DIRECTIONS FOR THIS TASK >> Locate all lines with the word "title" and copy them out.

Dataset records
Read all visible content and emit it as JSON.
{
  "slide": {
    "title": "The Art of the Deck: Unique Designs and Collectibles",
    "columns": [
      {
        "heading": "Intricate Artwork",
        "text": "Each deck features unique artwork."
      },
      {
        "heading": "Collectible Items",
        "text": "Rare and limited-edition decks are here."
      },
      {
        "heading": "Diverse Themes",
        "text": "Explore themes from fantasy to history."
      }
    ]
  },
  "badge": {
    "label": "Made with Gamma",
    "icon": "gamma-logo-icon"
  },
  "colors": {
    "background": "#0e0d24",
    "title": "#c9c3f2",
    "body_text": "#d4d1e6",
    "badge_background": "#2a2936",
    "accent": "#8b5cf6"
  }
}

EXERCISE RESULT >>
    "title": "The Art of the Deck: Unique Designs and Collectibles",
    "title": "#c9c3f2",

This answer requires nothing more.